* [Texto proporcionado]
# # # #

En el tour para avistar las casas de las estrellas de Hollywood nunca nadie encontrará la de Frances McDormand. Entre los cirujanos plásticos que retocan a los glitterati nunca ninguno atenderá a Frances McDormand; ningún dealer de Botox la tendrá de clienta. Los asesores de vestuario, los entrenadores personales, los nutricionistas, los maquilladores o los peinadores que trabajan en la industria del espectáculo creerían que es una estafa si alguien les ofreciera trabajo con Frances McDormand. Su publicista, en lugar de procurar conseguirle apariciones en los medios, se dedica a rechazar los pedidos de prensa.
Y esa es la mujer que el 25 de abril podría ingresar al selecto club de los actores que llegaron a tres Oscars: Ingrid Bergman, Walter Brennan, Daniel Day-Lewis, Katharine Hepburn, Jack Nicholson y Meryl Streep. Si el papel de Fern en Nomadland le valiera el premio, McDormand sería, además, la única en ganar los tres como actriz principal.
Ah, y a los 63 años.
Una edad en la cual las mujeres disfrutan del don de la invisibilidad que les ha regalado la menopausia, algo que en Hollywood significa el ocaso de la carrera.
“Como mujer de 63 años, tener todavía relevancia cultural es algo tan profundamente gratificante, de veras”, reconoció a Vogue, en una de las dos entrevistas que concedió en los últimos años. “Es algo que nunca podría haber esperado. Y creo que yo tuve algo que ver con el asunto. He construido alguna parte de este momento. Y vaya si estoy orgullosa”.
Desde luego, a lo largo de su carrera muchos desaconsejaron que no hiciera esfuerzos publicitarios, sobre todo luego de que ganara su primer Oscar por el personaje de Marge Gunderson, la sencilla y embarazadísima policía de Fargo, poco antes de cumplir 40. Podía ser algo peligroso para sus opciones en la actuación, le advirtieron. “Pero dio sus frutos exactamente por las razones que yo quería”, argumentó. “Me devolvió el misterio. He podido llevar al público a un lugar donde no podría hacerlo alguien que vendiera relojes o perfumes en las revistas”.

# # # #

* [Partes del ejercicio]
a) Nombra a todos los actores que, según la nota sobre Frances McDormand, ya ganaron tres Oscars.
b) Sigue escribiendo la nota sobre Frances McDormand a partir de su última oración.

* [Fragmentos del listado]
# # # #

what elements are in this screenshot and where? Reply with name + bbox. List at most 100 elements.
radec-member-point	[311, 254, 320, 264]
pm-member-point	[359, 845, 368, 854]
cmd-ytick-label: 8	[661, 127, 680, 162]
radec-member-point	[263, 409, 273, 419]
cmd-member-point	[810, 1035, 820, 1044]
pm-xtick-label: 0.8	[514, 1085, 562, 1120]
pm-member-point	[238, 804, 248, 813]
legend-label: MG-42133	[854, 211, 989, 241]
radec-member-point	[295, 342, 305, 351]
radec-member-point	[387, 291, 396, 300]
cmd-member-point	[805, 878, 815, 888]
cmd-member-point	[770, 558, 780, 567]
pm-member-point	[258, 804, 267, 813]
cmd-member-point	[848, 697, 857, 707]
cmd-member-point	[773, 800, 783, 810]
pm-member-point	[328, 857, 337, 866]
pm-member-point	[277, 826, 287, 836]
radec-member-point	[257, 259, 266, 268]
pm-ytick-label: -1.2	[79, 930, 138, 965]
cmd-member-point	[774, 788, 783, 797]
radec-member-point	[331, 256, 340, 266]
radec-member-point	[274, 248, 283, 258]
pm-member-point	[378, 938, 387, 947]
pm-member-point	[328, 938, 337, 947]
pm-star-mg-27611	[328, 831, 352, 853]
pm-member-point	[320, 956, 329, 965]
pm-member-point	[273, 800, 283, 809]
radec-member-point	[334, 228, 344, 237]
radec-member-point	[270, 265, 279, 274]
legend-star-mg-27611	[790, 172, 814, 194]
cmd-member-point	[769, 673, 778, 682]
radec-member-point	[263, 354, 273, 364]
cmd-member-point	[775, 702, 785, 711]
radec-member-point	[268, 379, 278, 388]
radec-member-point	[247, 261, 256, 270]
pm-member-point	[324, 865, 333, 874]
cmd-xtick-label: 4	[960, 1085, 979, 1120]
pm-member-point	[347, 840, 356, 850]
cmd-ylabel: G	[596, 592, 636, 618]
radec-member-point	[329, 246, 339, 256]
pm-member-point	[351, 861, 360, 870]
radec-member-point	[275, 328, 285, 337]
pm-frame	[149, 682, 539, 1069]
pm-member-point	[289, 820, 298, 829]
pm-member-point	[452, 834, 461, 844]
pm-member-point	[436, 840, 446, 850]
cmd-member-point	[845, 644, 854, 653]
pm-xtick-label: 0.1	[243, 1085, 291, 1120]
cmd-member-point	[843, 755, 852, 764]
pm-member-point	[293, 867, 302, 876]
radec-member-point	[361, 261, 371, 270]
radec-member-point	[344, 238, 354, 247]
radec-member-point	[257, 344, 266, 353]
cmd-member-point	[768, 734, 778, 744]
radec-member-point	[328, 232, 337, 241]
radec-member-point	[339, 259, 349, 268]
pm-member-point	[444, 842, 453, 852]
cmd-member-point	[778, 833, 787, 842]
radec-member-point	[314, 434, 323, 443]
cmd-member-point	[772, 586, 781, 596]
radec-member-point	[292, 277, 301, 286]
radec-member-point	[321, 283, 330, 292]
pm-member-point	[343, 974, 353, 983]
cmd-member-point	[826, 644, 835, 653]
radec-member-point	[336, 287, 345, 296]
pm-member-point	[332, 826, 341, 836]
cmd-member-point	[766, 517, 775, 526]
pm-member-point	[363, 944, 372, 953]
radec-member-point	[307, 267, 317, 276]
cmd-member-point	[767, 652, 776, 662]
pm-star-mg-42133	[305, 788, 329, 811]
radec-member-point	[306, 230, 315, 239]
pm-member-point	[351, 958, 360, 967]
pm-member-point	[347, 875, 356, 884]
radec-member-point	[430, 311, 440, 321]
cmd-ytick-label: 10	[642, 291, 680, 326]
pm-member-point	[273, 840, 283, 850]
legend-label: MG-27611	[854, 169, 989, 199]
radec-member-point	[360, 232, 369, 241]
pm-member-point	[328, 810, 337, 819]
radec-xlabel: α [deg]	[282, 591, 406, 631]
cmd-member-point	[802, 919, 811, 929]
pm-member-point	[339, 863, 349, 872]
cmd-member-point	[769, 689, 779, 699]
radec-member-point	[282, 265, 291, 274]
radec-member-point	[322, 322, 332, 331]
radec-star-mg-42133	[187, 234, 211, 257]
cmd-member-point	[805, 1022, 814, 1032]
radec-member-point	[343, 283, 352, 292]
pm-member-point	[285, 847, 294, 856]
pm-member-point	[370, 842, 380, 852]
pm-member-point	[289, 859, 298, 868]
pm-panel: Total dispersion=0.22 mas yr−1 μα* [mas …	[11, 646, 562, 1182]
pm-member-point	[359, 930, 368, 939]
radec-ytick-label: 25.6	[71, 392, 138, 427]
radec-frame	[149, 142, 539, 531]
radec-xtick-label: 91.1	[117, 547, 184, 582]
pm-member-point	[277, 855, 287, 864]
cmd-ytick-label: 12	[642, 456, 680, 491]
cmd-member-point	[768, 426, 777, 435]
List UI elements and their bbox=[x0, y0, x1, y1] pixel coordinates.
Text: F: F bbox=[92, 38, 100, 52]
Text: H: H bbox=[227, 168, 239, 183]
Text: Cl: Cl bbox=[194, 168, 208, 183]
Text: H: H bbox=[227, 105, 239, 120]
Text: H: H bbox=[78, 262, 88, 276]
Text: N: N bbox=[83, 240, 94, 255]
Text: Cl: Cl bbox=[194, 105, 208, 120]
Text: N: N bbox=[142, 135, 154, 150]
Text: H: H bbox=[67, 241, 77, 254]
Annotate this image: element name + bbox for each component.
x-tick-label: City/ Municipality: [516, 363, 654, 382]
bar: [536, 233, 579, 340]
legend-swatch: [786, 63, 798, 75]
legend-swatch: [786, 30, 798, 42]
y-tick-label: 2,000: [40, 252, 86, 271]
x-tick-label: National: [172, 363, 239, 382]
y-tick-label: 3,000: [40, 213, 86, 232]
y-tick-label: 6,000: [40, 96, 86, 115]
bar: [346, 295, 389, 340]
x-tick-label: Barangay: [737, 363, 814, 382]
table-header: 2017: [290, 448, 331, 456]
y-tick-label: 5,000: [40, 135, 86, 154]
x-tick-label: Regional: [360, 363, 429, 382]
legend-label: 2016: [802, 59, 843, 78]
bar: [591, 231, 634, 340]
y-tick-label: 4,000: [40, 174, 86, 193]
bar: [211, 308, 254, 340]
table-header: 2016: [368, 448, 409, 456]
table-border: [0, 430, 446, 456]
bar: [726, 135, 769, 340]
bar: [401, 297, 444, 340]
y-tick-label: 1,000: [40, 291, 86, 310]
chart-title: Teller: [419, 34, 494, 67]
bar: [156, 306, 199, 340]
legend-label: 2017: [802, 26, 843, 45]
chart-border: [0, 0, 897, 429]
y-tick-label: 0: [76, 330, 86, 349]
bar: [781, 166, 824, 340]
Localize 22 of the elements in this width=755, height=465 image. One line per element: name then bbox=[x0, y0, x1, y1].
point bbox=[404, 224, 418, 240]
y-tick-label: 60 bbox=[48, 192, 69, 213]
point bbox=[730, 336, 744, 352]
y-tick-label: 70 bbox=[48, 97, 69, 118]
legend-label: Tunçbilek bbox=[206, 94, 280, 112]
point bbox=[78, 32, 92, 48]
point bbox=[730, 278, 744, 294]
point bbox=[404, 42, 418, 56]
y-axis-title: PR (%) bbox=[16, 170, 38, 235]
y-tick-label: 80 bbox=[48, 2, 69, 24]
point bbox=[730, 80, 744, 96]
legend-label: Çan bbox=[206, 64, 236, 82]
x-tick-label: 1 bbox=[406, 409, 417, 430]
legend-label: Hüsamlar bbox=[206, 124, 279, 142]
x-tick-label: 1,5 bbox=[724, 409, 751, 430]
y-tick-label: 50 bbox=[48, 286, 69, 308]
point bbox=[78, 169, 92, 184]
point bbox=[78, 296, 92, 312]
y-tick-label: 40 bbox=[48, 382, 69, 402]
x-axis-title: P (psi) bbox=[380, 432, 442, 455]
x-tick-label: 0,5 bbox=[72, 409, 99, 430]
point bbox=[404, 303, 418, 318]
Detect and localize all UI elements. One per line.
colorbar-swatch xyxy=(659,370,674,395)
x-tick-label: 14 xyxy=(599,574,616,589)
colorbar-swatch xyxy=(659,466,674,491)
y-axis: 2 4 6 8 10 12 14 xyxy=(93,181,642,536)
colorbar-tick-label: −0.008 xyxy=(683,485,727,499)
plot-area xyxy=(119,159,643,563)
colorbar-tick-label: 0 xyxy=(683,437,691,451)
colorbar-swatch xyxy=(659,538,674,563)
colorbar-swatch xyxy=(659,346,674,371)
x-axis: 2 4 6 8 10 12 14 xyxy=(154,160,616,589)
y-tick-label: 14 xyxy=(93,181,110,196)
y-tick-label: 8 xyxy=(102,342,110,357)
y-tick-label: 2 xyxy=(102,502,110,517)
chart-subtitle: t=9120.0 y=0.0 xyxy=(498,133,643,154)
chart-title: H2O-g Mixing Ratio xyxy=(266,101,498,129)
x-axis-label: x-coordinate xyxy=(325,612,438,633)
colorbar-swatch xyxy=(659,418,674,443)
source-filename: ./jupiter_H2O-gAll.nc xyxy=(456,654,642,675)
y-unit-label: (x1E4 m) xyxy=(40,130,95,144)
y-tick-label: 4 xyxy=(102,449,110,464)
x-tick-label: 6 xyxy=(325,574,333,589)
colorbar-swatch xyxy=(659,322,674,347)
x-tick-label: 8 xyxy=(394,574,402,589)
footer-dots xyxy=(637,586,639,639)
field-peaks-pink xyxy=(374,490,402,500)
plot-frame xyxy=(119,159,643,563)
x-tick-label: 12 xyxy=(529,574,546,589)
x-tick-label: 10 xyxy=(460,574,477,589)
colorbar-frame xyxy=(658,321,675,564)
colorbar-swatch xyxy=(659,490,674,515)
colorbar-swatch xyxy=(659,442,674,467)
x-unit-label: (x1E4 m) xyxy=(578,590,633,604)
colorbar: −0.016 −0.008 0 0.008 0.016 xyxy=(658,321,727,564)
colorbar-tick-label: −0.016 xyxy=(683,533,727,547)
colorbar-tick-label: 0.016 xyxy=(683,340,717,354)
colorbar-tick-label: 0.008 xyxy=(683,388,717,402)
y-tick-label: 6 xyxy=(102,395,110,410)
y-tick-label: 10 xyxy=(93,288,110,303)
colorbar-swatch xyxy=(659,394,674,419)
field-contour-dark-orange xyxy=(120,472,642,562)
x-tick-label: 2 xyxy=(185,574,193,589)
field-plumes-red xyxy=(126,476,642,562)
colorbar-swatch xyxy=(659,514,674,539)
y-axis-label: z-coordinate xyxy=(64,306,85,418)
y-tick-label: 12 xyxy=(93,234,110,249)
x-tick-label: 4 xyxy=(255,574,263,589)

# # # #

* [Respuestas por consigna]
a) Ingrid Bergman, Walter Brennan, Daniel Day-Lewis, Katharine Hepburn, Jack Nicholson y Meryl Streep.

b)
Nomadland, la película de Chloe Zhao que McDormand también produjo, posiblemente sea la culminación de esa manera de concebir y cuidar el talento. Cuenta la historia de Fern, que pasó buena parte de su vida en el pueblo de Empire, Nevada, trabajando para la única empresa del lugar. Cuando la compañía cerró, la gente no pudo pagar rentas o hipotecas, y la localidad se vació; cuando su marido murió, Fern se encontró pronto sin trabajo, sin recursos y sin hogar.
Al igual que los desposeídos del campo viajaban de cosecha en cosecha, los caídos del capitalismo viajan detrás del empleo precario: las grandes empresas como Amazon, que contratan personal temporario durante las fiestas, las producciones estacionales durante el verano. Las furgonetas en las que viajan, convertidas en casas rodantes paupérrimas, no permiten confusión alguna con la libertad de ir donde se quiera: revelan que esa gente no tiene otra opción.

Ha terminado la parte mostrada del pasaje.